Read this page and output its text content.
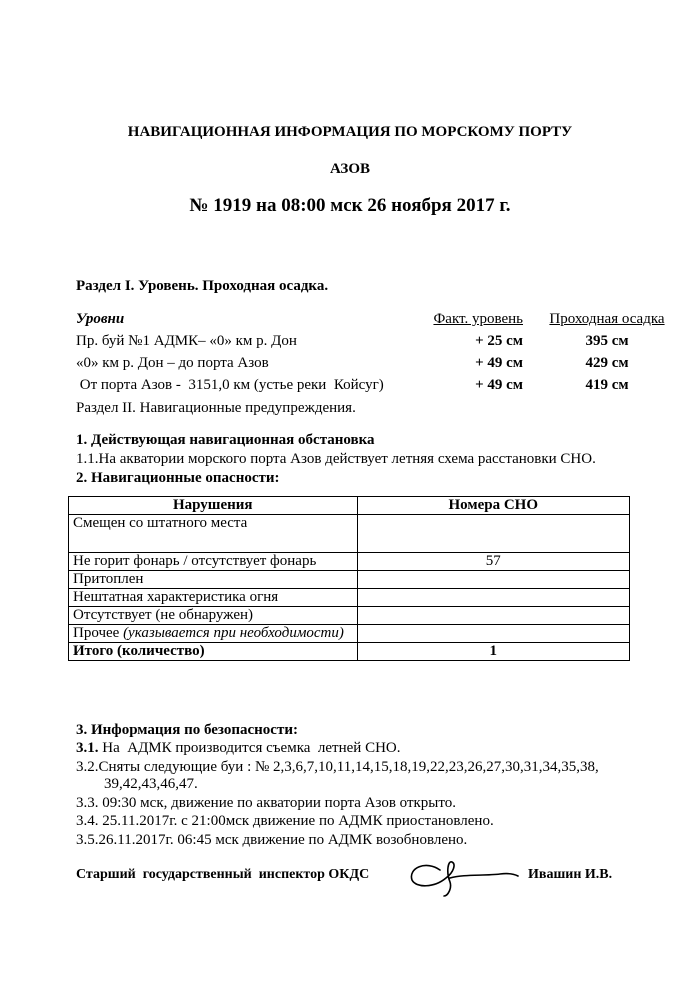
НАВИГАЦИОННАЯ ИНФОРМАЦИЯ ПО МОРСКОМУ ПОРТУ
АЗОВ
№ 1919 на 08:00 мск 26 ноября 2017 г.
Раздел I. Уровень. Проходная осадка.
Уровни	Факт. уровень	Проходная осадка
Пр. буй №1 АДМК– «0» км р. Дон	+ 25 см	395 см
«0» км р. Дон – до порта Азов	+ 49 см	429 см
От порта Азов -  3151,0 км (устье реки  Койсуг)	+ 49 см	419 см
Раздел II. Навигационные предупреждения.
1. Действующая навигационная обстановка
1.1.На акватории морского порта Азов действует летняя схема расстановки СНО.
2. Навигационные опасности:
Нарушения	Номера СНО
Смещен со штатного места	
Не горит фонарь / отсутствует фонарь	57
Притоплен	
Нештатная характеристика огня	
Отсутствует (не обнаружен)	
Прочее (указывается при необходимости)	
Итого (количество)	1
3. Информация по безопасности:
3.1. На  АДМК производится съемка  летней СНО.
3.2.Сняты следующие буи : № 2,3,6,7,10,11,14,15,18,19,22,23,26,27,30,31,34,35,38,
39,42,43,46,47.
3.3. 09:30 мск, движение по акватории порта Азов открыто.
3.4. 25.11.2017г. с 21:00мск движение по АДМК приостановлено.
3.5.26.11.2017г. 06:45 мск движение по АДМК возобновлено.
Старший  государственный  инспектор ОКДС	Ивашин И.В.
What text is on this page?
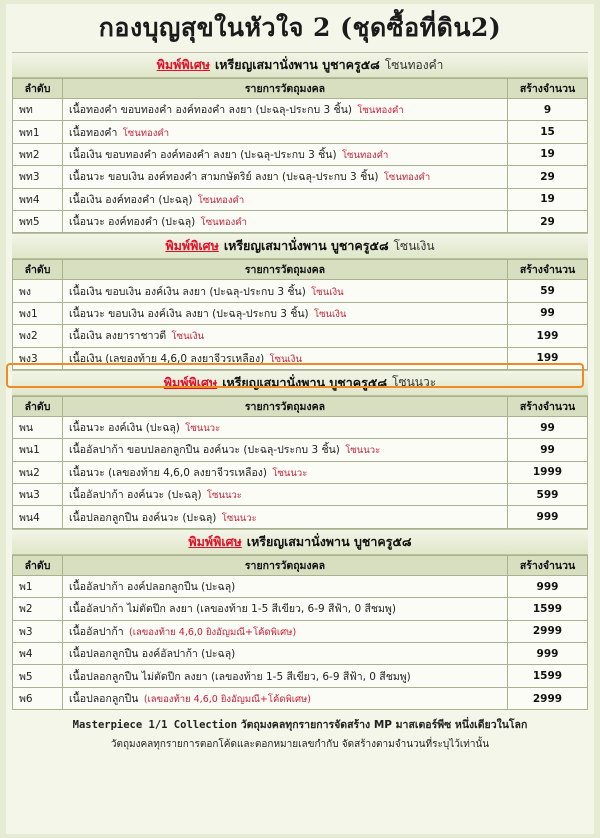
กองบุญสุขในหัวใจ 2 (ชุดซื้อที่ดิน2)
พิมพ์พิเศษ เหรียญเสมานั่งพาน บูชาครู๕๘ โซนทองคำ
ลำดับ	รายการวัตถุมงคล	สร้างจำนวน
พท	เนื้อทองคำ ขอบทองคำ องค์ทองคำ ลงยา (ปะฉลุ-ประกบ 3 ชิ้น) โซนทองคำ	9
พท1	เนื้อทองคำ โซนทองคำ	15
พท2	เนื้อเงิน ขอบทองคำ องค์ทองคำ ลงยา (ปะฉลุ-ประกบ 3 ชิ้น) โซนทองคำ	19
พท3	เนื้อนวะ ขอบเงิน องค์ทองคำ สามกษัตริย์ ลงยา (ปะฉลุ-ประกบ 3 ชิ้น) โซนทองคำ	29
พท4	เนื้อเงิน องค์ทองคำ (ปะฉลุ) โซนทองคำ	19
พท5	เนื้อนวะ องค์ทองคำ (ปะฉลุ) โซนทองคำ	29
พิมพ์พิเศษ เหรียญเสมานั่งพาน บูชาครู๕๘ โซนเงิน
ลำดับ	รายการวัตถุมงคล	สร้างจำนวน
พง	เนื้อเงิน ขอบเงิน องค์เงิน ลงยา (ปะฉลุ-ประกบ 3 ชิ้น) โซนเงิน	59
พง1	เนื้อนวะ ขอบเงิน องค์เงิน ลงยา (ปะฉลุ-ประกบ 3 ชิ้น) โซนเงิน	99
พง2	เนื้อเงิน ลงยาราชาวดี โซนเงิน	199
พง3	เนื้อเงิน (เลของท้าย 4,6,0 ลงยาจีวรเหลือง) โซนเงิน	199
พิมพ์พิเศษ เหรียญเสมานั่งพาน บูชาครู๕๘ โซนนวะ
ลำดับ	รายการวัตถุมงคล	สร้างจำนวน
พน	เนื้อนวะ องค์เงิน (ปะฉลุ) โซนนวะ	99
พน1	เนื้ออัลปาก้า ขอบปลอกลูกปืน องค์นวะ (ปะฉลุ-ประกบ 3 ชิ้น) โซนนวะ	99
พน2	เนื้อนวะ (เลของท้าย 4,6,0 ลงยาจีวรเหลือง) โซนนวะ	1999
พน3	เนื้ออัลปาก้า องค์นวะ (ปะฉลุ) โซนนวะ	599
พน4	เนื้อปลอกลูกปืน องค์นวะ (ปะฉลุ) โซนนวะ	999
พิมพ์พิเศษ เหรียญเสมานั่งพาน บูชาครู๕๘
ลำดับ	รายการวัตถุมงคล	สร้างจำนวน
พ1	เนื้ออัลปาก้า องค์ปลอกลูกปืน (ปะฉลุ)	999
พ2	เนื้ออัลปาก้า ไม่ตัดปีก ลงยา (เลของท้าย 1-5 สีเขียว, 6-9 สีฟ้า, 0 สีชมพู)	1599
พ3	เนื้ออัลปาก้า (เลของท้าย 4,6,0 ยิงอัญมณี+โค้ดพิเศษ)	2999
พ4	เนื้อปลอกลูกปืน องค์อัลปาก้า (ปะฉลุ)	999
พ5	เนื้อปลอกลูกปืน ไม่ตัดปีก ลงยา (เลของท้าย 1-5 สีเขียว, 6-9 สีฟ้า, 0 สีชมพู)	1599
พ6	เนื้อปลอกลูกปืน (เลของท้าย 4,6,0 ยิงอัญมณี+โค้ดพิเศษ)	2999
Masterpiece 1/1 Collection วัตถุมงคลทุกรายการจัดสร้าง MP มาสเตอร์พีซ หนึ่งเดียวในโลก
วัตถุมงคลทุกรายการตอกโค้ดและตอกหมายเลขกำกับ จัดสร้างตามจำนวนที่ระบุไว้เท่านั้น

• • • • •

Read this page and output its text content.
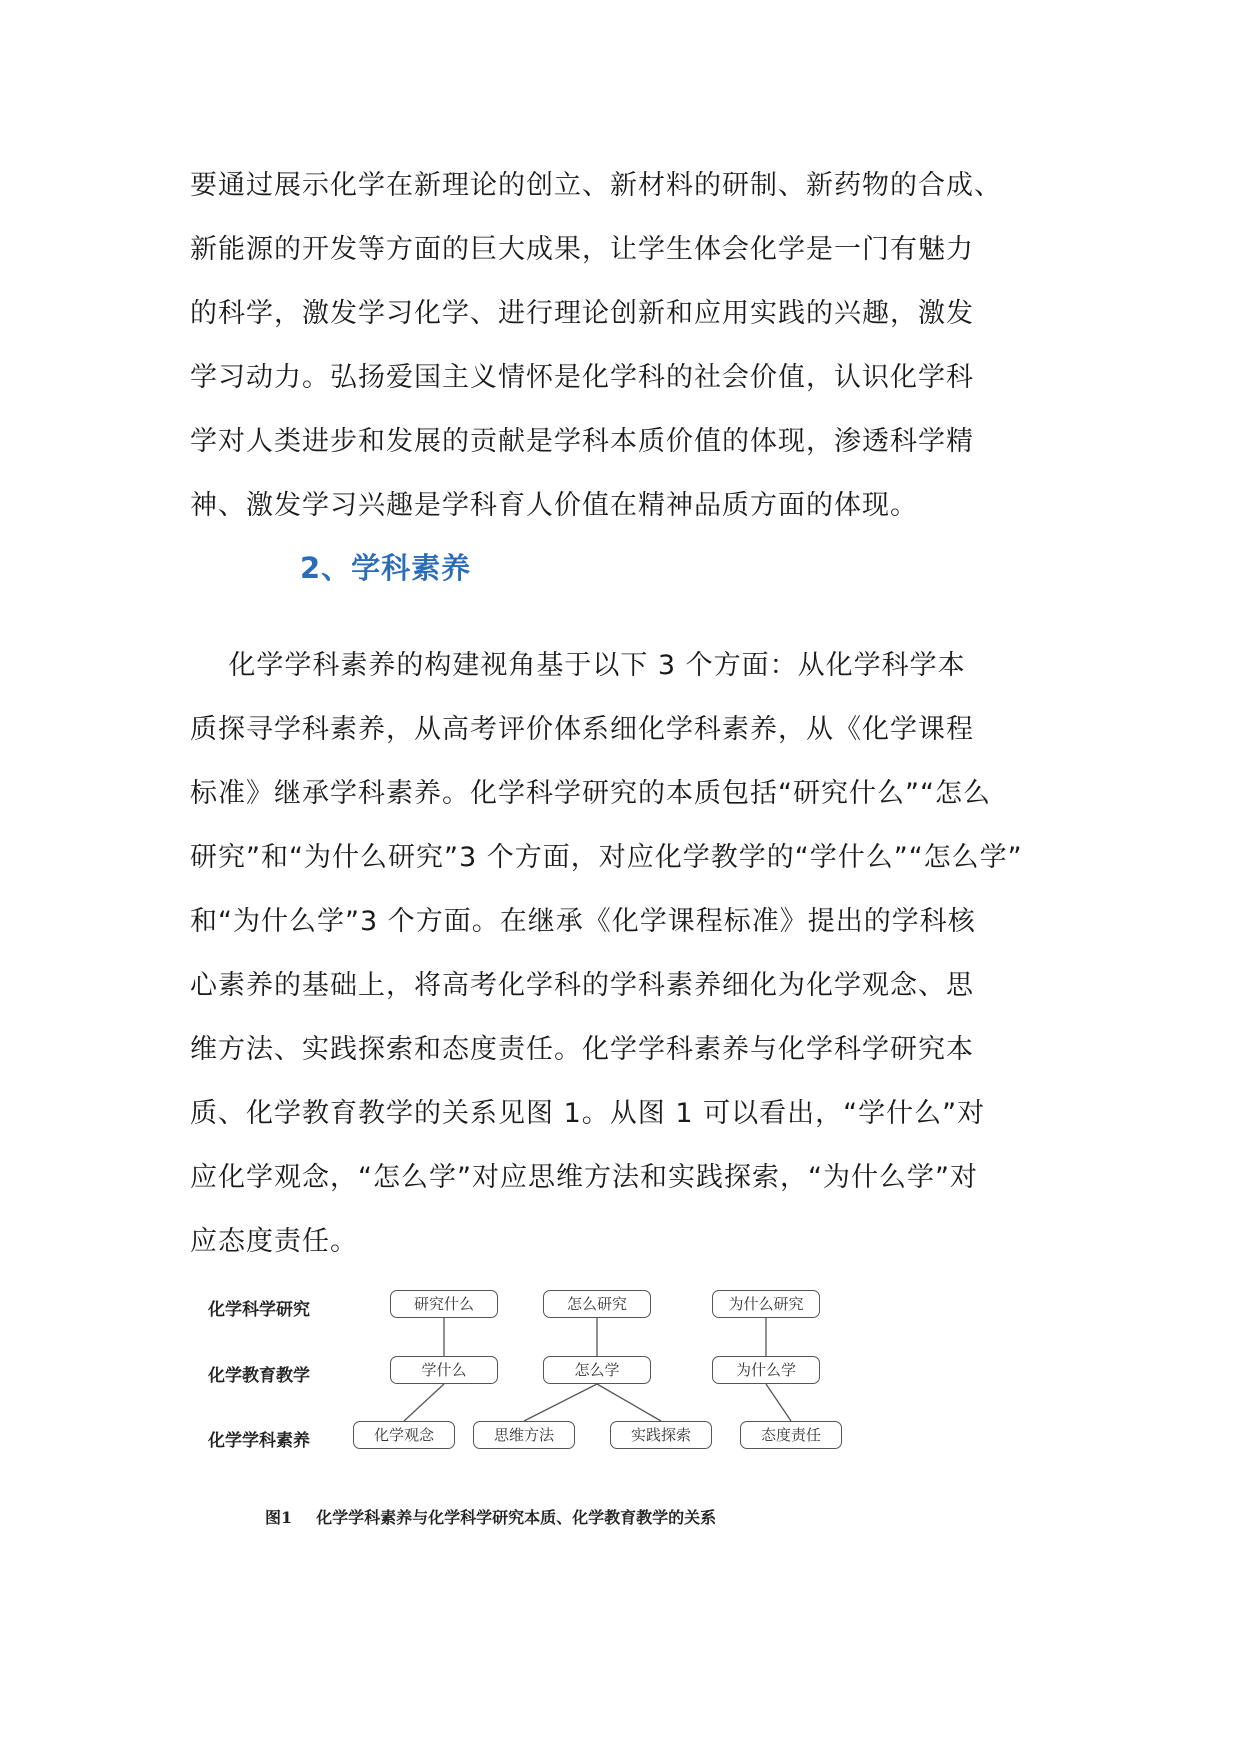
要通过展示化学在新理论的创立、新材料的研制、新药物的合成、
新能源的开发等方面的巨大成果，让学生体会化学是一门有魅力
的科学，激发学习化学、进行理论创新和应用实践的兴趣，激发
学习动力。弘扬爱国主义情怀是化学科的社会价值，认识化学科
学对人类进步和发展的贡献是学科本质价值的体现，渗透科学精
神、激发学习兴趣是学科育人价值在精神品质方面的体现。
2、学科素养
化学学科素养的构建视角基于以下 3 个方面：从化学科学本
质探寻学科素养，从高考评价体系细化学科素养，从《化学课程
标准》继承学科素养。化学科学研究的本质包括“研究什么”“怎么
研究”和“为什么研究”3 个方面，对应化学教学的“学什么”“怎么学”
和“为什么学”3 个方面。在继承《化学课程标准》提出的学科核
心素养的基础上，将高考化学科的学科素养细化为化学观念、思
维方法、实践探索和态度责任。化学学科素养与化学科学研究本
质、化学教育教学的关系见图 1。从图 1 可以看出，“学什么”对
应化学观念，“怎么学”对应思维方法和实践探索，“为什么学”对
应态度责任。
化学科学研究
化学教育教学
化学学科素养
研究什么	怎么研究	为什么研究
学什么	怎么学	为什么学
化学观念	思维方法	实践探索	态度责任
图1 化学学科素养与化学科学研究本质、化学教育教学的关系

• • • • •

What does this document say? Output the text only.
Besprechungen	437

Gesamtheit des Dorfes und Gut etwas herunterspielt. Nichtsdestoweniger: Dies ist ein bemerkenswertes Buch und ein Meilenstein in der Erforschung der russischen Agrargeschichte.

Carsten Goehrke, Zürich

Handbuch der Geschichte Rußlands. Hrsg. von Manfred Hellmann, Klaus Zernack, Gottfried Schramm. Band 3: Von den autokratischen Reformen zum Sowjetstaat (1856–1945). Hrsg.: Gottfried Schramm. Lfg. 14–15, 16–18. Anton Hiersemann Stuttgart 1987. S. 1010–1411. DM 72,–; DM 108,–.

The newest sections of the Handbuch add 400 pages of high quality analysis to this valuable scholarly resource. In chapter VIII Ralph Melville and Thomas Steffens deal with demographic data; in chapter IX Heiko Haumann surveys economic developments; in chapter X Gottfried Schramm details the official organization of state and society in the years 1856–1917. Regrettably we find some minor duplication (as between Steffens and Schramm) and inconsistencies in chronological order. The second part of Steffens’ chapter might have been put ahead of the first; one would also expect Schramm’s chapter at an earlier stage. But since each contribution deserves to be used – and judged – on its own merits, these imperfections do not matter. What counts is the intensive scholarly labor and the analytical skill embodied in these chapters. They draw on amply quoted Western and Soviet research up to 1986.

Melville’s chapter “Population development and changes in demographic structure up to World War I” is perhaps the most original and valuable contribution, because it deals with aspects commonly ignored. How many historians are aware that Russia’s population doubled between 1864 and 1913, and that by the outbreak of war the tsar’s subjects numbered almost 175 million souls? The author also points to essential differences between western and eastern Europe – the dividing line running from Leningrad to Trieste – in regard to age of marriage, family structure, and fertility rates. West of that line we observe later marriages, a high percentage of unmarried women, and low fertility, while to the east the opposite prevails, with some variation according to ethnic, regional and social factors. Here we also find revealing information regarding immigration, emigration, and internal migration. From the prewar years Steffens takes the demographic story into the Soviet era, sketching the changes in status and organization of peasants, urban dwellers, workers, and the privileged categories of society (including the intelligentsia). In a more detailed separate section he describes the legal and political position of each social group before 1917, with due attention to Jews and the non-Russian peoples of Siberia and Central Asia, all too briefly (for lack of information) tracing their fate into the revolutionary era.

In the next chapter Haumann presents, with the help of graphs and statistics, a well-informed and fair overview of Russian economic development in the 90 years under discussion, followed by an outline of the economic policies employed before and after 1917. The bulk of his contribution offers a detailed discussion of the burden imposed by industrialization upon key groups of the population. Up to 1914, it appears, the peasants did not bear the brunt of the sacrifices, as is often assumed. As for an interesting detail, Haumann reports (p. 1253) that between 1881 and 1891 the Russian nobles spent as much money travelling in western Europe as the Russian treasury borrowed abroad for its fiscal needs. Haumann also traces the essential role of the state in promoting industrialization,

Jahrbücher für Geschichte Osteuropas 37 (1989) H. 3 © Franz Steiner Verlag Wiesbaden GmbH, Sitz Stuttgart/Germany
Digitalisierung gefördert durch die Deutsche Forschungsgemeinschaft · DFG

• • • • •

Provide the number of lines in the data above that contain the string "порта", and nothing else.

4